Task instructions: Transcribe each entry below exactly. Pictures do not go in the copy.

Material for this task:
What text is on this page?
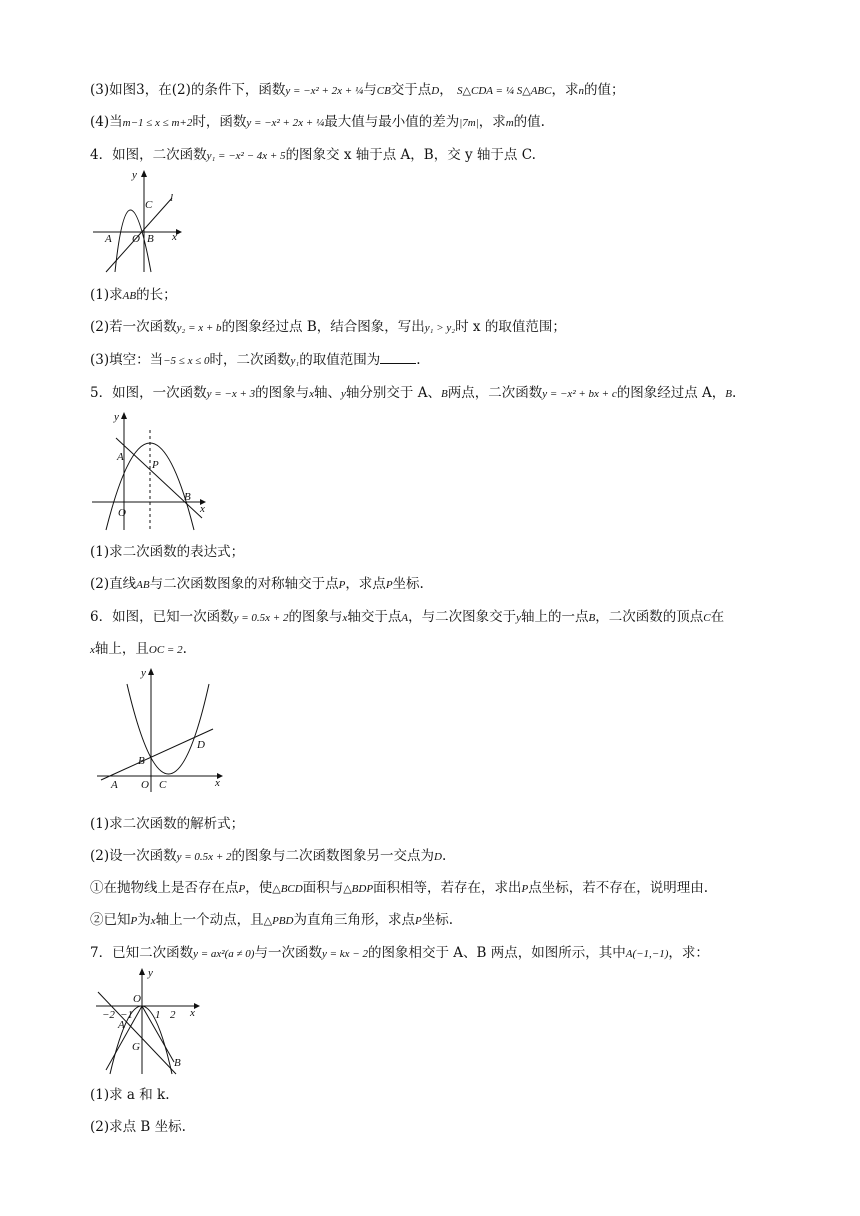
(3)如图3，在(2)的条件下，函数y = −x² + 2x + ¼与CB交于点D， S△CDA = ¼ S△ABC，求n的值；
(4)当m−1 ≤ x ≤ m+2时，函数y = −x² + 2x + ¼最大值与最小值的差为|7m|，求m的值.
4．如图，二次函数y₁ = −x² − 4x + 5的图象交 x 轴于点 A，B，交 y 轴于点 C.
y
C
l
A O B x
(1)求AB的长；
(2)若一次函数y₂ = x + b的图象经过点 B，结合图象，写出y₁ > y₂时 x 的取值范围；
(3)填空：当−5 ≤ x ≤ 0时，二次函数y₁的取值范围为	.
5．如图，一次函数y = −x + 3的图象与x轴、y轴分别交于 A、B两点，二次函数y = −x² + bx + c的图象经过点 A，B.
y
A
P
B
O	x
(1)求二次函数的表达式；
(2)直线AB与二次函数图象的对称轴交于点P，求点P坐标.
6．如图，已知一次函数y = 0.5x + 2的图象与x轴交于点A，与二次图象交于y轴上的一点B，二次函数的顶点C在
x轴上，且OC = 2.
y
D
B
A O C	x
(1)求二次函数的解析式；
(2)设一次函数y = 0.5x + 2的图象与二次函数图象另一交点为D.
①在抛物线上是否存在点P，使△BCD面积与△BDP面积相等，若存在，求出P点坐标，若不存在，说明理由.
②已知P为x轴上一个动点，且△PBD为直角三角形，求点P坐标.
7．已知二次函数y = ax²(a ≠ 0)与一次函数y = kx − 2的图象相交于 A、B 两点，如图所示，其中A(−1,−1)，求：
y
O
−2 −1 1 2 x
A
G
B
(1)求 a 和 k.
(2)求点 B 坐标.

Complete response:
What text is on this page?
(3)如图3，在(2)的条件下，函数y = −x² + 2x + ¼与CB交于点D， S△CDA = ¼ S△ABC，求n的值；
(4)当m−1 ≤ x ≤ m+2时，函数y = −x² + 2x + ¼最大值与最小值的差为|7m|，求m的值.
4．如图，二次函数y₁ = −x² − 4x + 5的图象交 x 轴于点 A，B，交 y 轴于点 C.
y
C
l
A O B x
(1)求AB的长；
(2)若一次函数y₂ = x + b的图象经过点 B，结合图象，写出y₁ > y₂时 x 的取值范围；
(3)填空：当−5 ≤ x ≤ 0时，二次函数y₁的取值范围为	.
5．如图，一次函数y = −x + 3的图象与x轴、y轴分别交于 A、B两点，二次函数y = −x² + bx + c的图象经过点 A，B.
y
A
P
B
O	x
(1)求二次函数的表达式；
(2)直线AB与二次函数图象的对称轴交于点P，求点P坐标.
6．如图，已知一次函数y = 0.5x + 2的图象与x轴交于点A，与二次图象交于y轴上的一点B，二次函数的顶点C在
x轴上，且OC = 2.
y
D
B
A O C	x
(1)求二次函数的解析式；
(2)设一次函数y = 0.5x + 2的图象与二次函数图象另一交点为D.
①在抛物线上是否存在点P，使△BCD面积与△BDP面积相等，若存在，求出P点坐标，若不存在，说明理由.
②已知P为x轴上一个动点，且△PBD为直角三角形，求点P坐标.
7．已知二次函数y = ax²(a ≠ 0)与一次函数y = kx − 2的图象相交于 A、B 两点，如图所示，其中A(−1,−1)，求：
y
O
−2 −1 1 2 x
A
G
B
(1)求 a 和 k.
(2)求点 B 坐标.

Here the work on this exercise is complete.